→ **Set problem**: Select the lines of the records containing the word "λ₁e₁" and list them.

________________

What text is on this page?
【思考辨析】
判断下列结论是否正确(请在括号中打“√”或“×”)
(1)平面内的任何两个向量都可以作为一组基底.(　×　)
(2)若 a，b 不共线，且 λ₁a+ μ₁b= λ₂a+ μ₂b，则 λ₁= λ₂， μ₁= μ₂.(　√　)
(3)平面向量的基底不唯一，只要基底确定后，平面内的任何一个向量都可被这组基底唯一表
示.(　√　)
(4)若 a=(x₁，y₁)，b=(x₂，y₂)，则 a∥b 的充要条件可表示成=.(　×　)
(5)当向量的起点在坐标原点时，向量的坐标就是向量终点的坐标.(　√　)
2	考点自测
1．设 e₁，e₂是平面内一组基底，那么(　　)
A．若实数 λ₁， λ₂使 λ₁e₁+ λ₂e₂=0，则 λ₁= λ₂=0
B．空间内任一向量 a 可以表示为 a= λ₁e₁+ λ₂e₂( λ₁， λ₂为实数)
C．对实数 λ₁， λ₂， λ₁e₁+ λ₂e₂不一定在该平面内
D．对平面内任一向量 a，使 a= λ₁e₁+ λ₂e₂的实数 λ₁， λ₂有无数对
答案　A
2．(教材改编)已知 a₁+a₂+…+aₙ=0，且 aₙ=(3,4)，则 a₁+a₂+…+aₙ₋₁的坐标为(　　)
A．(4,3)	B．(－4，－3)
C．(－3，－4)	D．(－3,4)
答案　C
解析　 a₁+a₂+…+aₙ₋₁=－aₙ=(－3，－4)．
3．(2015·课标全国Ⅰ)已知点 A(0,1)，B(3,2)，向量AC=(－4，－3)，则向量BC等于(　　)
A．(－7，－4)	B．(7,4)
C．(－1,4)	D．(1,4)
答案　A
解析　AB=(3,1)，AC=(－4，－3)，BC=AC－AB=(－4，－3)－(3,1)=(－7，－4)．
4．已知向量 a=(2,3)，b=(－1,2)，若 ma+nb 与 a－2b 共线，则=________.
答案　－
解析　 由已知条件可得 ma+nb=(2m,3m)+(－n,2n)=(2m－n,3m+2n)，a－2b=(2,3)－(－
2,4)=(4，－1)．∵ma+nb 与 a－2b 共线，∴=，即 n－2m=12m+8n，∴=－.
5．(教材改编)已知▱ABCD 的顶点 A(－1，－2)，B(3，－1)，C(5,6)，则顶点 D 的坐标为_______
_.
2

________________

→ **Solution to this exercise**:
A．若实数 λ₁， λ₂使 λ₁e₁+ λ₂e₂=0，则 λ₁= λ₂=0
B．空间内任一向量 a 可以表示为 a= λ₁e₁+ λ₂e₂( λ₁， λ₂为实数)
C．对实数 λ₁， λ₂， λ₁e₁+ λ₂e₂不一定在该平面内
D．对平面内任一向量 a，使 a= λ₁e₁+ λ₂e₂的实数 λ₁， λ₂有无数对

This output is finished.